— The input —
::::::

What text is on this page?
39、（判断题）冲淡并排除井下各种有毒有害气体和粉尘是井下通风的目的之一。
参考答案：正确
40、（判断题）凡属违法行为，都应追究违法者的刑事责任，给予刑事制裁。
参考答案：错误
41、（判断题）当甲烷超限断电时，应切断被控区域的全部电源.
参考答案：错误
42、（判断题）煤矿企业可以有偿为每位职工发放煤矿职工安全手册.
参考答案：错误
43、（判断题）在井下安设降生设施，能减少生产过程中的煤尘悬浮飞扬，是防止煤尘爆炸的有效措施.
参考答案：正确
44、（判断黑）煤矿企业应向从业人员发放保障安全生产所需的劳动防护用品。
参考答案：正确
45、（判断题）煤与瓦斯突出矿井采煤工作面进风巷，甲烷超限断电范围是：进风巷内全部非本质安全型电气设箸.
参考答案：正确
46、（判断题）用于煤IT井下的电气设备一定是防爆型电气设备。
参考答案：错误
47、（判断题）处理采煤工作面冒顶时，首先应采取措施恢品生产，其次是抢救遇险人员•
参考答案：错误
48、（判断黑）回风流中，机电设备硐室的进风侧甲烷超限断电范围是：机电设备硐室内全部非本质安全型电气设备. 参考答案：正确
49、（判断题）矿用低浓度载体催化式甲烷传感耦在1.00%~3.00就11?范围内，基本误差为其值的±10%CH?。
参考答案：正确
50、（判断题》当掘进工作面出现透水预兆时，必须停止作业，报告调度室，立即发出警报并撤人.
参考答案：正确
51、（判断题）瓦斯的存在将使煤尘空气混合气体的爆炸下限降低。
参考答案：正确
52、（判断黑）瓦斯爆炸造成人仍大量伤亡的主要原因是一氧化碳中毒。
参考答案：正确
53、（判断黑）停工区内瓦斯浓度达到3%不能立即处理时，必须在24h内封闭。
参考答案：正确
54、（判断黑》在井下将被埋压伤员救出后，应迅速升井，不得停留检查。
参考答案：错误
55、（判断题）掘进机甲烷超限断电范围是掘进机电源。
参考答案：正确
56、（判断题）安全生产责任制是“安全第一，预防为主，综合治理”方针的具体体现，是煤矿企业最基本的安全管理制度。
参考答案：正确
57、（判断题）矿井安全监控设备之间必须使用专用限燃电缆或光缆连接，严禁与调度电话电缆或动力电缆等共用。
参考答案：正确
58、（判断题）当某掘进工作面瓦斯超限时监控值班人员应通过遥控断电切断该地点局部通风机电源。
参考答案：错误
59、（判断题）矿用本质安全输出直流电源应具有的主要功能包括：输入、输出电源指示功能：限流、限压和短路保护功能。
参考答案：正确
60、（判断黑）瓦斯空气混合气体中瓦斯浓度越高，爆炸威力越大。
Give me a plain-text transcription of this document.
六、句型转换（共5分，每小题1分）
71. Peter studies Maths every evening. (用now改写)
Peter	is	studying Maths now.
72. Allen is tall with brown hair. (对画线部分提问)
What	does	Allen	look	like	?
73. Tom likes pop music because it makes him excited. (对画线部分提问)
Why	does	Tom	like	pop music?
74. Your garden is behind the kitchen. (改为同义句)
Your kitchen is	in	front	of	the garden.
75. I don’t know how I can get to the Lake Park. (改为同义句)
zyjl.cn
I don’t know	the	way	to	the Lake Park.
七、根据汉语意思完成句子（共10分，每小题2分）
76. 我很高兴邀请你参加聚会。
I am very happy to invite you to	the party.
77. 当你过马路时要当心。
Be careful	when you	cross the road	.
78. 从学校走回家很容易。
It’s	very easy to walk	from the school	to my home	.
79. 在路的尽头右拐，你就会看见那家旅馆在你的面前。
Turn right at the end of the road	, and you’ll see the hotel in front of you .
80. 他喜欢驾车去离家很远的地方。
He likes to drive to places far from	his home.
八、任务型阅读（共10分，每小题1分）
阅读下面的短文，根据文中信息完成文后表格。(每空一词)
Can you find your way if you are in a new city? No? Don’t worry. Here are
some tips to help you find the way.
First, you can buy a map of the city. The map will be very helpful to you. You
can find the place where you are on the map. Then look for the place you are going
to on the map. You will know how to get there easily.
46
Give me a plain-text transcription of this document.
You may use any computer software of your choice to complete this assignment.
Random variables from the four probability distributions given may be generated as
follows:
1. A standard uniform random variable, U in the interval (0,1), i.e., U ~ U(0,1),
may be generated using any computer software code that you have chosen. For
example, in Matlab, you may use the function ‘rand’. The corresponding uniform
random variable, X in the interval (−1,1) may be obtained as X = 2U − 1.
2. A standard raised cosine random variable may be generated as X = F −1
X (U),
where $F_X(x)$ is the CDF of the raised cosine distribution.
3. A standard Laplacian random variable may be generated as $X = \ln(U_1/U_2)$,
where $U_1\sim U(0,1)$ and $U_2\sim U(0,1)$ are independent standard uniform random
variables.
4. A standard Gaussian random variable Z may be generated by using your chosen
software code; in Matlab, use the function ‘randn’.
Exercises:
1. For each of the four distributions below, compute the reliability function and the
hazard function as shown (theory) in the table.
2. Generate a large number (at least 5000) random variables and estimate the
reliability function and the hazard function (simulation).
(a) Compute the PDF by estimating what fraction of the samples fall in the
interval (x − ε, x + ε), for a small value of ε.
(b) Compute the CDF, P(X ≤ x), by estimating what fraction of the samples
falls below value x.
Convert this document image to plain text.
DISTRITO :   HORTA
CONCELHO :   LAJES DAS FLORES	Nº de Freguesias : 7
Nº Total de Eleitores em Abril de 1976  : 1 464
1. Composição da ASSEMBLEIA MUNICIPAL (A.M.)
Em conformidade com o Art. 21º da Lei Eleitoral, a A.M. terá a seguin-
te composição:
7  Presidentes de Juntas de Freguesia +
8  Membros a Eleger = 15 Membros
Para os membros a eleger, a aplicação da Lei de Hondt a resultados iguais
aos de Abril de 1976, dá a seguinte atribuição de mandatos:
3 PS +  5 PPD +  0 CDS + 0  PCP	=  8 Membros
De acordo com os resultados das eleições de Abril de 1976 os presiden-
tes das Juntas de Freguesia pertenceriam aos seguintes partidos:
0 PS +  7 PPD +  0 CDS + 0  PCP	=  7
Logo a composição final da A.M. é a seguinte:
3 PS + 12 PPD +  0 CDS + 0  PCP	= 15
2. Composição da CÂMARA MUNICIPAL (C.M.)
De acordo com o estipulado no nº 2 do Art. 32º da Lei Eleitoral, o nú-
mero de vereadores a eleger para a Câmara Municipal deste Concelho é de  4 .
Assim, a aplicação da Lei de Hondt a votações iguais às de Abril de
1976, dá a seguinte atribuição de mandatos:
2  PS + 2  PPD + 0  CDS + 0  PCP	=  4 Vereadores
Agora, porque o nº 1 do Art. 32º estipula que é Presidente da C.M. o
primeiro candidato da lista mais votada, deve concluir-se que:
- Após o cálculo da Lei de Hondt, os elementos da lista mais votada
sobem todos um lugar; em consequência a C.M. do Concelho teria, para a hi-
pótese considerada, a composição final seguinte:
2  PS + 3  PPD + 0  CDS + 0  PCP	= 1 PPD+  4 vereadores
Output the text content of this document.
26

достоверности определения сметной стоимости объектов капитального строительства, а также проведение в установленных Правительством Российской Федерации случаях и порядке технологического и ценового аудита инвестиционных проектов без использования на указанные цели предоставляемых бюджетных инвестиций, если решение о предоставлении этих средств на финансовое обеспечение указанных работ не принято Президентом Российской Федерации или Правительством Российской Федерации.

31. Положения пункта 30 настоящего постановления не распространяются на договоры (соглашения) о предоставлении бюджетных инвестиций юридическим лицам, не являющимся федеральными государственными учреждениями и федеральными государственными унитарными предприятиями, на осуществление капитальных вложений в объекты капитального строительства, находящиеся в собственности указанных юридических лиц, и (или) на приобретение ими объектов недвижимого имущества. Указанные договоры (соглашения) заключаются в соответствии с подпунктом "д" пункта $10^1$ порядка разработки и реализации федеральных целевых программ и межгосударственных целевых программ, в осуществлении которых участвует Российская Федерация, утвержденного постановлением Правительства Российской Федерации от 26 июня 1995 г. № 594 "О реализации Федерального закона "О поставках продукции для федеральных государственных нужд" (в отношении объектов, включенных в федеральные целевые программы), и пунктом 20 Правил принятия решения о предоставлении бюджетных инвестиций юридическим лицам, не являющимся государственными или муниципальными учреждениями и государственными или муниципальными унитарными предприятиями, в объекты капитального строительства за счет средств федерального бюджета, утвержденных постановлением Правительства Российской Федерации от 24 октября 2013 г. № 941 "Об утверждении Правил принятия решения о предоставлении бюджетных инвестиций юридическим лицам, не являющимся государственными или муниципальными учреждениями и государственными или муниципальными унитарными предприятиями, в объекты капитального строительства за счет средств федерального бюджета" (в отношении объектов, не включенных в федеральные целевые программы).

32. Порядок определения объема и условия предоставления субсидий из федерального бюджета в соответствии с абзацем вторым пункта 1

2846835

::::::

— Exercise brief —
Pick out and copy the lines of the material that include the word "find".

— Response —
Can you find your way if you are in a new city? No? Don’t worry. Here are
some tips to help you find the way.
can find the place where you are on the map. Then look for the place you are going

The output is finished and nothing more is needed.